## start Given information

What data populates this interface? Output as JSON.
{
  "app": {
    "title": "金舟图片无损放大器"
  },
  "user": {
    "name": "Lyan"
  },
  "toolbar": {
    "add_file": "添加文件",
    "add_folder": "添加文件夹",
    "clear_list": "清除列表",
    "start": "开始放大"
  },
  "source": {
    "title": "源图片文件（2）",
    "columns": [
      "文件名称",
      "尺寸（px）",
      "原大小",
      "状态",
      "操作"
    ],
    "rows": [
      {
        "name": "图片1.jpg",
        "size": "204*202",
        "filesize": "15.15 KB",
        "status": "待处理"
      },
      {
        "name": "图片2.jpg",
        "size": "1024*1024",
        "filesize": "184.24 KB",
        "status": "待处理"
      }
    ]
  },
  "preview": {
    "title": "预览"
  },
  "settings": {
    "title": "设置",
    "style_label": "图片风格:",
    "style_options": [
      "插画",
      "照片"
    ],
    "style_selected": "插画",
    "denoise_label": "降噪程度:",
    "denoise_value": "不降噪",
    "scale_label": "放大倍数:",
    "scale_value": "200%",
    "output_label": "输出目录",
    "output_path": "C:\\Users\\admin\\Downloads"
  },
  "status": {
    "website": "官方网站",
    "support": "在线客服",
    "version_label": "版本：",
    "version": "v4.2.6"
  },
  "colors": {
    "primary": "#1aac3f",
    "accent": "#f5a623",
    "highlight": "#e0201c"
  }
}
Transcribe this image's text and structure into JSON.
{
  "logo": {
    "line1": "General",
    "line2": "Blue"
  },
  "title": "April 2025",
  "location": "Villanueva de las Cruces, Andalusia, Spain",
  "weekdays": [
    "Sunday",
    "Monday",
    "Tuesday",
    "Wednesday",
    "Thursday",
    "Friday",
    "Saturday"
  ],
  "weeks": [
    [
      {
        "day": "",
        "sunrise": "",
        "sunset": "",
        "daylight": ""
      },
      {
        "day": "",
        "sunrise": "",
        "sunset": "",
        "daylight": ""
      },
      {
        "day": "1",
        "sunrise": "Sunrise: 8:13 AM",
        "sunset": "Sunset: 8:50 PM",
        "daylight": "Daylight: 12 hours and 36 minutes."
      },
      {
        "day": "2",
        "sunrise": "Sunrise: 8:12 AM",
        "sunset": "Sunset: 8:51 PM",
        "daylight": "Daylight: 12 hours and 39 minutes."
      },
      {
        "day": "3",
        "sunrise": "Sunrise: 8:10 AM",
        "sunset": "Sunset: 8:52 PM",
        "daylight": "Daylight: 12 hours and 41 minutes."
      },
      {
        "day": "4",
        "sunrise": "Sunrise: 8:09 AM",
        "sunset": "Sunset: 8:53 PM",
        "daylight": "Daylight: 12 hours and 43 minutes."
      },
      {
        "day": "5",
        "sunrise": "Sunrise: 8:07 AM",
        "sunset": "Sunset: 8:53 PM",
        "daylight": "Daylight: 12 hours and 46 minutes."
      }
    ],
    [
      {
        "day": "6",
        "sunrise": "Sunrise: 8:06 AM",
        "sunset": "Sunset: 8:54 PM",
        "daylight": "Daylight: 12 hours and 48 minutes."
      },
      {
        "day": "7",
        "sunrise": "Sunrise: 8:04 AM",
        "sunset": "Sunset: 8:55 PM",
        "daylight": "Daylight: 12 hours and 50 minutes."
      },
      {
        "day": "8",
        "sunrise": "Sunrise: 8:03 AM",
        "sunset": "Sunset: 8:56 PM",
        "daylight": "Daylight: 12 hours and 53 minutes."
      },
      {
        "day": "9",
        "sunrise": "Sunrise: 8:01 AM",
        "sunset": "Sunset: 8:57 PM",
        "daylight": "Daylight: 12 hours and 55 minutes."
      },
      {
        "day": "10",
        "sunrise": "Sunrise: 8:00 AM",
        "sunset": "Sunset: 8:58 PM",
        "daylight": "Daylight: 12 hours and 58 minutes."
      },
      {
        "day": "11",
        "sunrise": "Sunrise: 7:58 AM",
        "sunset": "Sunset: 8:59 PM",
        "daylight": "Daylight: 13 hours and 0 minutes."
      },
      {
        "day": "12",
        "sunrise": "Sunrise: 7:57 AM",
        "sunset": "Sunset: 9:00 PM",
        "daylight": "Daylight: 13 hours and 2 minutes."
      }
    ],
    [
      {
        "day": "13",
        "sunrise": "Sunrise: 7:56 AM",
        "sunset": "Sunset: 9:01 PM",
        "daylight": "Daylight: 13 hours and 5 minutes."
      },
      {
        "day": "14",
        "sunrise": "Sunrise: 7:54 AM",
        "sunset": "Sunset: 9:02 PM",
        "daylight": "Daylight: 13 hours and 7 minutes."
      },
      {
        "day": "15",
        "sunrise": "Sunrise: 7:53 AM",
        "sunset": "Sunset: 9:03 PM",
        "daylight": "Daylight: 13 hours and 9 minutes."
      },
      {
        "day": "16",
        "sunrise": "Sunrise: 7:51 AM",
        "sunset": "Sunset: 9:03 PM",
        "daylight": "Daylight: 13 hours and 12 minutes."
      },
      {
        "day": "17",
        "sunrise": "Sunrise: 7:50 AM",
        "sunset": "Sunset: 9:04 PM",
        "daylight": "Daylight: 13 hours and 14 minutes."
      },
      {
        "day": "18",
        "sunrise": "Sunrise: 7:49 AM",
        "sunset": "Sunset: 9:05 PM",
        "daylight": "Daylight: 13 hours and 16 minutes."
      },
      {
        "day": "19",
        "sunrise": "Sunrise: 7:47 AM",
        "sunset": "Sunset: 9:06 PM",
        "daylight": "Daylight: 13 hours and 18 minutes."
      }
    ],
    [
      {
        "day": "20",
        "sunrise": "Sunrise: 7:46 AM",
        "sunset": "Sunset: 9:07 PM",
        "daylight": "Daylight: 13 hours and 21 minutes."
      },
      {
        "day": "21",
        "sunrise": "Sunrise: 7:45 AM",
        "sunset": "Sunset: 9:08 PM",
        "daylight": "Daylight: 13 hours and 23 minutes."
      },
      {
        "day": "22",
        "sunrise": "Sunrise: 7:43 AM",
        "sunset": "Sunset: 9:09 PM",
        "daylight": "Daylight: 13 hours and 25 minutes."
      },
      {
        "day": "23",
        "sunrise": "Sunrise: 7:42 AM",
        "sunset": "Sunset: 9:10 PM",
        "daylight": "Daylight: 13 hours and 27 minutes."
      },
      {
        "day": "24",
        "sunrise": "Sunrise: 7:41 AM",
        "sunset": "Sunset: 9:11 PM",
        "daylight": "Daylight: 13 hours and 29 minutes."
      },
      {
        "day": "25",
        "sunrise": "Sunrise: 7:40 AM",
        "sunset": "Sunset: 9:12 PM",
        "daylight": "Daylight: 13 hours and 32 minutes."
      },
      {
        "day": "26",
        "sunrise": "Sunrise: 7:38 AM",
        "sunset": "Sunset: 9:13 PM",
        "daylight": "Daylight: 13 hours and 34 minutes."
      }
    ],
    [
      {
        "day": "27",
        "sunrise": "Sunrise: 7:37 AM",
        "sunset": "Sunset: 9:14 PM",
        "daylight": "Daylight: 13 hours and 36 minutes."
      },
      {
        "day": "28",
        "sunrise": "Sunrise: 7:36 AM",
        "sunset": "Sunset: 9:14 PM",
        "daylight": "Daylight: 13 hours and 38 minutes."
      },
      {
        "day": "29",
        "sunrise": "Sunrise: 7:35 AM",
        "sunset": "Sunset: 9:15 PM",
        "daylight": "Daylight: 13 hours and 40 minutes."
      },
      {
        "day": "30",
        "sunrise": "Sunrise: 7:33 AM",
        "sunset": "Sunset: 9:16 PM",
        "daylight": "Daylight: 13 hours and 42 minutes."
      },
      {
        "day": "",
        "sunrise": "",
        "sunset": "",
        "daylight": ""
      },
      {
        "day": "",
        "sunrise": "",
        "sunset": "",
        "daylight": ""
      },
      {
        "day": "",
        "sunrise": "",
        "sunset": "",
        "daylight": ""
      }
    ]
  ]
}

## end Given information

Collect the lines that hold "title".

    "title": "金舟图片无损放大器"
    "title": "源图片文件（2）",
    "title": "预览"
    "title": "设置",
  "title": "April 2025",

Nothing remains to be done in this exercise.